>>>

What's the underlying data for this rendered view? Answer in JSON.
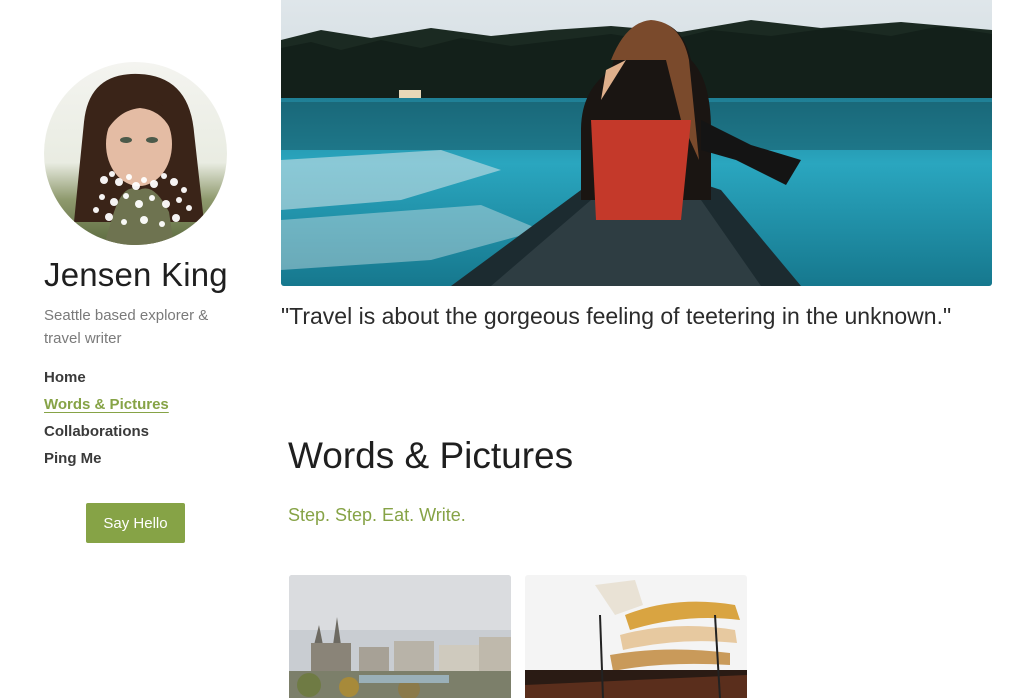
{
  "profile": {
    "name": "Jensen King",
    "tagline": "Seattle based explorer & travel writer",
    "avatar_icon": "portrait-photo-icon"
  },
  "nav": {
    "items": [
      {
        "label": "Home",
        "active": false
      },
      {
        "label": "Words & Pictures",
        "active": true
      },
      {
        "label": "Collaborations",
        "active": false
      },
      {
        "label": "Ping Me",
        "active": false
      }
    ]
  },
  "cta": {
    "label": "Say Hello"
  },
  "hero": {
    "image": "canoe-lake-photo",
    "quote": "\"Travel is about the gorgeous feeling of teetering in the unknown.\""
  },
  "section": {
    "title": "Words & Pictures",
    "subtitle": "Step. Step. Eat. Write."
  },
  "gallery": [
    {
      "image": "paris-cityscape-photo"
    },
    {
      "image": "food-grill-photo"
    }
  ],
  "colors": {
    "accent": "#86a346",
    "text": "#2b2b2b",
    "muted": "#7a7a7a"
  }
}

<<<
>>>

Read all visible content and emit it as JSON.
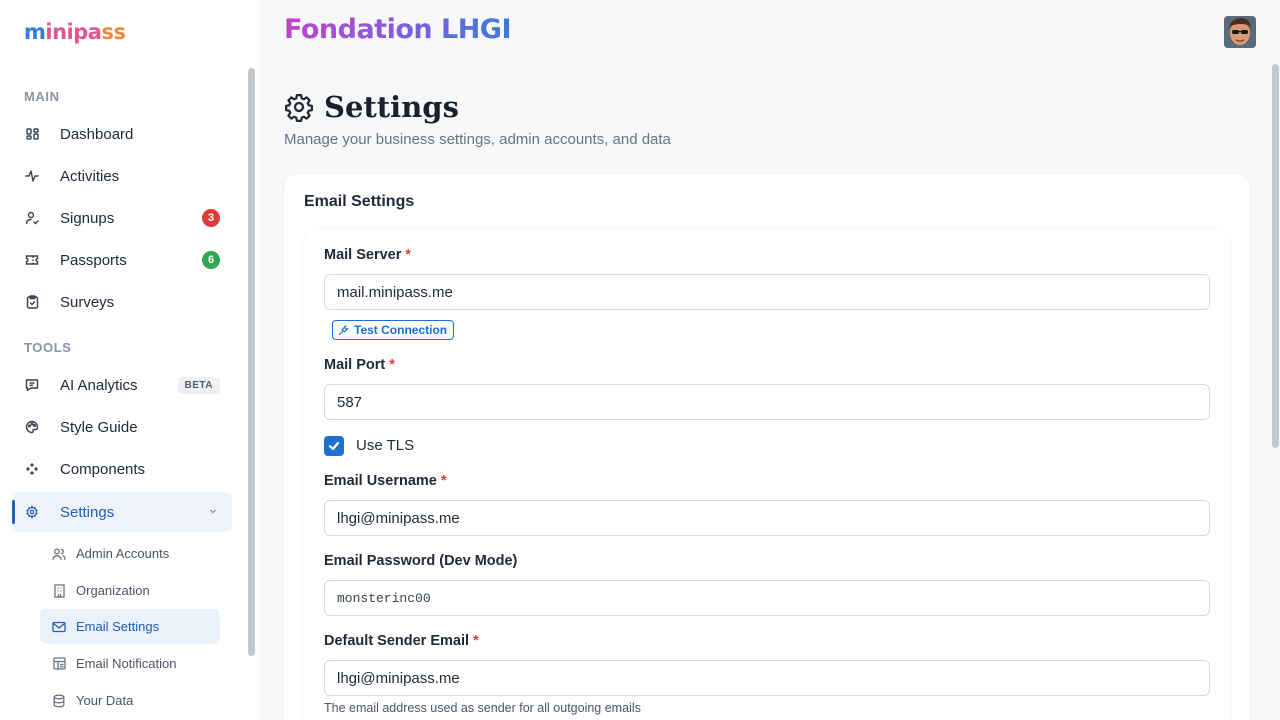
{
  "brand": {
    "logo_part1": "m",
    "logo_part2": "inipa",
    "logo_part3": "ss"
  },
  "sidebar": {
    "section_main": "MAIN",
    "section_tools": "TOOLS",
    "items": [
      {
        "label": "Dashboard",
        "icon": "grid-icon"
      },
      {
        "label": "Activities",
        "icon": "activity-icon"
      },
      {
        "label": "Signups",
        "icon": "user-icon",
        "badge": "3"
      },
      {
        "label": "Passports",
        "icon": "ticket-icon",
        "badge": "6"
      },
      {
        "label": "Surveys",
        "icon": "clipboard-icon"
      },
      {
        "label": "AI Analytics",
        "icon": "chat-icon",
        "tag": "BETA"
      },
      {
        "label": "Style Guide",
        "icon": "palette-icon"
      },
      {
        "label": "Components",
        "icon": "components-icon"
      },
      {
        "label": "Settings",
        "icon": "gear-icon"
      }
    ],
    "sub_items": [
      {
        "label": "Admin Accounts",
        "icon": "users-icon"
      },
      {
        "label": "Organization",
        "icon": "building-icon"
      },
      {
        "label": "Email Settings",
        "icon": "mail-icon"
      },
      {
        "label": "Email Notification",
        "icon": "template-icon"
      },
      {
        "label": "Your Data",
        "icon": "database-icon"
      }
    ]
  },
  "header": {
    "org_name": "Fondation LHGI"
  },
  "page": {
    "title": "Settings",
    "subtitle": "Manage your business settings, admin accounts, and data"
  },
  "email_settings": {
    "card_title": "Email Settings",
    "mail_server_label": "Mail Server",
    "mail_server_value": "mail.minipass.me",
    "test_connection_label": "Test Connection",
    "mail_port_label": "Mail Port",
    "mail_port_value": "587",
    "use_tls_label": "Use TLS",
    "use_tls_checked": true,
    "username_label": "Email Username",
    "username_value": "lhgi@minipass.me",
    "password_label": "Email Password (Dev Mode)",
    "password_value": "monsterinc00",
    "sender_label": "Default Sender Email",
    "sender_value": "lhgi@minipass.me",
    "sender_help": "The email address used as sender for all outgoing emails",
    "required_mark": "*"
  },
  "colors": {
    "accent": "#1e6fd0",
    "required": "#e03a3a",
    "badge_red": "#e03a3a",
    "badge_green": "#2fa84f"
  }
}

<<<

- **REQUIRED WORK**:
Of the lines above, how many include the word "JSON"? Reply with the number only.

- **OUTPUT OF THE TASK**:
2